**Exercise requirements**
Rewrite the records below, replacing "row-flag" with "row-marker" wherever it occurs and leaving everything else unchanged.

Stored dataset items
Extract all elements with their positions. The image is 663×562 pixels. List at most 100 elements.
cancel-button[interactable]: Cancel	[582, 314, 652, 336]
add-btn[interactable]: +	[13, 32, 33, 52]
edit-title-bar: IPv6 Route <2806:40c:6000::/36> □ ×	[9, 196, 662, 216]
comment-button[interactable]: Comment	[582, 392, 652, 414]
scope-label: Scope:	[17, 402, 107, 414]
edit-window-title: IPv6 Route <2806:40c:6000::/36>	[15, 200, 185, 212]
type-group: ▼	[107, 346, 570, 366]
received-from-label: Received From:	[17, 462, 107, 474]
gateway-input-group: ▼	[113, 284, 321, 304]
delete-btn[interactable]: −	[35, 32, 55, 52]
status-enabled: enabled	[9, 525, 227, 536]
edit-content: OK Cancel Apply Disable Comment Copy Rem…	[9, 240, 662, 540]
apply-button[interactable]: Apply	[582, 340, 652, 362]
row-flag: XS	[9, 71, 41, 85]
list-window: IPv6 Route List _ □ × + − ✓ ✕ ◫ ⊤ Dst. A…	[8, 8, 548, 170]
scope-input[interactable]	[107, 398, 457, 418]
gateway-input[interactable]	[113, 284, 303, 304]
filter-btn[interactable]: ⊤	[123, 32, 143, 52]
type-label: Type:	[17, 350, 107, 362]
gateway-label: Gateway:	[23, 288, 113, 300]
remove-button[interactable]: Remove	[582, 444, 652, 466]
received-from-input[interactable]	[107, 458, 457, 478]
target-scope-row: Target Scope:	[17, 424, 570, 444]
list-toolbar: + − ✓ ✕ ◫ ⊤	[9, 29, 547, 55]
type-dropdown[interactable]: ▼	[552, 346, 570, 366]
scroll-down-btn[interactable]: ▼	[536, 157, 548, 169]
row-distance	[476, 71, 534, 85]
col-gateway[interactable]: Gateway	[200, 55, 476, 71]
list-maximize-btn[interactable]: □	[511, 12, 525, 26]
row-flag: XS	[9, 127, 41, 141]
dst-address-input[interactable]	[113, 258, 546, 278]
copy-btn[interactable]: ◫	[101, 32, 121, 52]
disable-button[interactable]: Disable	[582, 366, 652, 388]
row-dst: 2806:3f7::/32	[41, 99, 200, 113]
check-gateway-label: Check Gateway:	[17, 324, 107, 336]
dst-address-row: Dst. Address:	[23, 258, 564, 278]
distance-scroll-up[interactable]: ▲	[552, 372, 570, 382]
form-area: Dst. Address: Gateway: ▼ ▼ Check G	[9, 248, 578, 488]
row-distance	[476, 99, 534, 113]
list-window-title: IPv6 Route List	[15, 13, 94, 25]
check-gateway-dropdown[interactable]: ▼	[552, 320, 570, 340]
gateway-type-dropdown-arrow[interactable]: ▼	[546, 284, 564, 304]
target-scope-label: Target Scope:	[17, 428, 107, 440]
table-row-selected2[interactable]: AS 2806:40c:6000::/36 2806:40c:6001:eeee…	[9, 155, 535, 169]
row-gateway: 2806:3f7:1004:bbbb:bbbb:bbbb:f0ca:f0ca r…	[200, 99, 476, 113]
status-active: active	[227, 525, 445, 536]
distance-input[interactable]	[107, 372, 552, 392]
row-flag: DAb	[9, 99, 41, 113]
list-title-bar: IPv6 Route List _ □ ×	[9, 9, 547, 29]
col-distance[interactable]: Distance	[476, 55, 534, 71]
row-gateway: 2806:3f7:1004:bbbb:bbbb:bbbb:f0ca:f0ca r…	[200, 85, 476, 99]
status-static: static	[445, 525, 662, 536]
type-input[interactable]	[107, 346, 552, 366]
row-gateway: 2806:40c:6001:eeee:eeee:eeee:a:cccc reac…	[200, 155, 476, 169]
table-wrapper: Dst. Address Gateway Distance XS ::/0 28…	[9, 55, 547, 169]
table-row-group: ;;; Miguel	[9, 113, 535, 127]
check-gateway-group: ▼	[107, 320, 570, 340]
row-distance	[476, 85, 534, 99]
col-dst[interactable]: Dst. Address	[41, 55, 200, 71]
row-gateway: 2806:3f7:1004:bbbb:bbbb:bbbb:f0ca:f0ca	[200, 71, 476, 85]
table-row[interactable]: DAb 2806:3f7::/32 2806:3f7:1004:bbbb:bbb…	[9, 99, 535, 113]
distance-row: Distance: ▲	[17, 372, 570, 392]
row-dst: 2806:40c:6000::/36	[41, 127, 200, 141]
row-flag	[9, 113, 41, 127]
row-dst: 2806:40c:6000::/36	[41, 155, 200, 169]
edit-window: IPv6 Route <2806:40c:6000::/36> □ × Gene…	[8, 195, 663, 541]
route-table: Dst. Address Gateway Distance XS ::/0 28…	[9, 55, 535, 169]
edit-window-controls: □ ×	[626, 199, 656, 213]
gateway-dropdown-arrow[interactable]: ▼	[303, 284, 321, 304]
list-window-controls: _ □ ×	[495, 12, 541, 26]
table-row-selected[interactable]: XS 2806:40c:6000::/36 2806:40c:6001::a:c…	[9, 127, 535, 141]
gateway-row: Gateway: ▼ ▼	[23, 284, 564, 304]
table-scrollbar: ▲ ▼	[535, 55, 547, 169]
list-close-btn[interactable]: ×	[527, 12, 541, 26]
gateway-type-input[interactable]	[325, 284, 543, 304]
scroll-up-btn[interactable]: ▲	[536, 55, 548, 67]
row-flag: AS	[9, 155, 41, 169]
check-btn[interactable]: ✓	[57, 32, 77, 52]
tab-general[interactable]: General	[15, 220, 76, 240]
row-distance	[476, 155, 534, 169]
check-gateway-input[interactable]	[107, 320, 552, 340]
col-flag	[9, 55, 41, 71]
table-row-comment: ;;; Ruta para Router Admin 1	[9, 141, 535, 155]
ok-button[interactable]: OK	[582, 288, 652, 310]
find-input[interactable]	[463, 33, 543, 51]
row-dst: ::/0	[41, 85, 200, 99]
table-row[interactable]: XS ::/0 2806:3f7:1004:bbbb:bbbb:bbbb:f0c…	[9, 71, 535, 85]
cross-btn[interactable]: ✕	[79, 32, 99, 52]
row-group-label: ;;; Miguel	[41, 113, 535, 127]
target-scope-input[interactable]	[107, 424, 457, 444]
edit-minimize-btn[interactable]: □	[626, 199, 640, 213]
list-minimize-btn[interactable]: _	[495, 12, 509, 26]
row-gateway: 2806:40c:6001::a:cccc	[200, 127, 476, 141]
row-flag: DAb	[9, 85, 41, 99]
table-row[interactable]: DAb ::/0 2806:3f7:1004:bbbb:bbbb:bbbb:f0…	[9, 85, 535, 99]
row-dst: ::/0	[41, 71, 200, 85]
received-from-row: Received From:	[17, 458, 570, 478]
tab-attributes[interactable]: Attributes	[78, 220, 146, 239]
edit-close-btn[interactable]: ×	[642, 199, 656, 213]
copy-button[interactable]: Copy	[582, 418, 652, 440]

**Solution to the problem**
Extract all elements with their positions. The image is 663×562 pixels. List at most 100 elements.
cancel-button[interactable]: Cancel	[582, 314, 652, 336]
add-btn[interactable]: +	[13, 32, 33, 52]
edit-title-bar: IPv6 Route <2806:40c:6000::/36> □ ×	[9, 196, 662, 216]
comment-button[interactable]: Comment	[582, 392, 652, 414]
scope-label: Scope:	[17, 402, 107, 414]
edit-window-title: IPv6 Route <2806:40c:6000::/36>	[15, 200, 185, 212]
type-group: ▼	[107, 346, 570, 366]
received-from-label: Received From:	[17, 462, 107, 474]
gateway-input-group: ▼	[113, 284, 321, 304]
delete-btn[interactable]: −	[35, 32, 55, 52]
status-enabled: enabled	[9, 525, 227, 536]
edit-content: OK Cancel Apply Disable Comment Copy Rem…	[9, 240, 662, 540]
apply-button[interactable]: Apply	[582, 340, 652, 362]
row-marker: XS	[9, 71, 41, 85]
list-window: IPv6 Route List _ □ × + − ✓ ✕ ◫ ⊤ Dst. A…	[8, 8, 548, 170]
scope-input[interactable]	[107, 398, 457, 418]
gateway-input[interactable]	[113, 284, 303, 304]
filter-btn[interactable]: ⊤	[123, 32, 143, 52]
type-label: Type:	[17, 350, 107, 362]
gateway-label: Gateway:	[23, 288, 113, 300]
remove-button[interactable]: Remove	[582, 444, 652, 466]
received-from-input[interactable]	[107, 458, 457, 478]
target-scope-row: Target Scope:	[17, 424, 570, 444]
list-toolbar: + − ✓ ✕ ◫ ⊤	[9, 29, 547, 55]
type-dropdown[interactable]: ▼	[552, 346, 570, 366]
scroll-down-btn[interactable]: ▼	[536, 157, 548, 169]
row-distance	[476, 71, 534, 85]
col-gateway[interactable]: Gateway	[200, 55, 476, 71]
list-maximize-btn[interactable]: □	[511, 12, 525, 26]
row-marker: XS	[9, 127, 41, 141]
dst-address-input[interactable]	[113, 258, 546, 278]
copy-btn[interactable]: ◫	[101, 32, 121, 52]
disable-button[interactable]: Disable	[582, 366, 652, 388]
row-dst: 2806:3f7::/32	[41, 99, 200, 113]
check-gateway-label: Check Gateway:	[17, 324, 107, 336]
dst-address-row: Dst. Address:	[23, 258, 564, 278]
distance-scroll-up[interactable]: ▲	[552, 372, 570, 382]
form-area: Dst. Address: Gateway: ▼ ▼ Check G	[9, 248, 578, 488]
row-distance	[476, 99, 534, 113]
list-window-title: IPv6 Route List	[15, 13, 94, 25]
check-gateway-dropdown[interactable]: ▼	[552, 320, 570, 340]
gateway-type-dropdown-arrow[interactable]: ▼	[546, 284, 564, 304]
target-scope-label: Target Scope:	[17, 428, 107, 440]
table-row-selected2[interactable]: AS 2806:40c:6000::/36 2806:40c:6001:eeee…	[9, 155, 535, 169]
row-gateway: 2806:3f7:1004:bbbb:bbbb:bbbb:f0ca:f0ca r…	[200, 99, 476, 113]
status-active: active	[227, 525, 445, 536]
distance-input[interactable]	[107, 372, 552, 392]
row-marker: DAb	[9, 99, 41, 113]
list-title-bar: IPv6 Route List _ □ ×	[9, 9, 547, 29]
col-distance[interactable]: Distance	[476, 55, 534, 71]
row-gateway: 2806:3f7:1004:bbbb:bbbb:bbbb:f0ca:f0ca r…	[200, 85, 476, 99]
status-static: static	[445, 525, 662, 536]
type-input[interactable]	[107, 346, 552, 366]
row-gateway: 2806:40c:6001:eeee:eeee:eeee:a:cccc reac…	[200, 155, 476, 169]
table-wrapper: Dst. Address Gateway Distance XS ::/0 28…	[9, 55, 547, 169]
table-row-group: ;;; Miguel	[9, 113, 535, 127]
check-gateway-group: ▼	[107, 320, 570, 340]
row-distance	[476, 85, 534, 99]
col-dst[interactable]: Dst. Address	[41, 55, 200, 71]
row-gateway: 2806:3f7:1004:bbbb:bbbb:bbbb:f0ca:f0ca	[200, 71, 476, 85]
table-row[interactable]: DAb 2806:3f7::/32 2806:3f7:1004:bbbb:bbb…	[9, 99, 535, 113]
distance-row: Distance: ▲	[17, 372, 570, 392]
row-dst: 2806:40c:6000::/36	[41, 127, 200, 141]
row-marker	[9, 113, 41, 127]
row-dst: 2806:40c:6000::/36	[41, 155, 200, 169]
edit-window: IPv6 Route <2806:40c:6000::/36> □ × Gene…	[8, 195, 663, 541]
route-table: Dst. Address Gateway Distance XS ::/0 28…	[9, 55, 535, 169]
edit-window-controls: □ ×	[626, 199, 656, 213]
gateway-dropdown-arrow[interactable]: ▼	[303, 284, 321, 304]
list-window-controls: _ □ ×	[495, 12, 541, 26]
table-row-selected[interactable]: XS 2806:40c:6000::/36 2806:40c:6001::a:c…	[9, 127, 535, 141]
gateway-row: Gateway: ▼ ▼	[23, 284, 564, 304]
table-scrollbar: ▲ ▼	[535, 55, 547, 169]
list-close-btn[interactable]: ×	[527, 12, 541, 26]
gateway-type-input[interactable]	[325, 284, 543, 304]
scroll-up-btn[interactable]: ▲	[536, 55, 548, 67]
row-marker: AS	[9, 155, 41, 169]
check-btn[interactable]: ✓	[57, 32, 77, 52]
tab-general[interactable]: General	[15, 220, 76, 240]
row-distance	[476, 155, 534, 169]
check-gateway-input[interactable]	[107, 320, 552, 340]
col-flag	[9, 55, 41, 71]
table-row-comment: ;;; Ruta para Router Admin 1	[9, 141, 535, 155]
ok-button[interactable]: OK	[582, 288, 652, 310]
find-input[interactable]	[463, 33, 543, 51]
row-dst: ::/0	[41, 85, 200, 99]
table-row[interactable]: XS ::/0 2806:3f7:1004:bbbb:bbbb:bbbb:f0c…	[9, 71, 535, 85]
cross-btn[interactable]: ✕	[79, 32, 99, 52]
row-group-label: ;;; Miguel	[41, 113, 535, 127]
target-scope-input[interactable]	[107, 424, 457, 444]
edit-minimize-btn[interactable]: □	[626, 199, 640, 213]
list-minimize-btn[interactable]: _	[495, 12, 509, 26]
row-gateway: 2806:40c:6001::a:cccc	[200, 127, 476, 141]
row-marker: DAb	[9, 85, 41, 99]
table-row[interactable]: DAb ::/0 2806:3f7:1004:bbbb:bbbb:bbbb:f0…	[9, 85, 535, 99]
row-dst: ::/0	[41, 71, 200, 85]
received-from-row: Received From:	[17, 458, 570, 478]
tab-attributes[interactable]: Attributes	[78, 220, 146, 239]
edit-close-btn[interactable]: ×	[642, 199, 656, 213]
copy-button[interactable]: Copy	[582, 418, 652, 440]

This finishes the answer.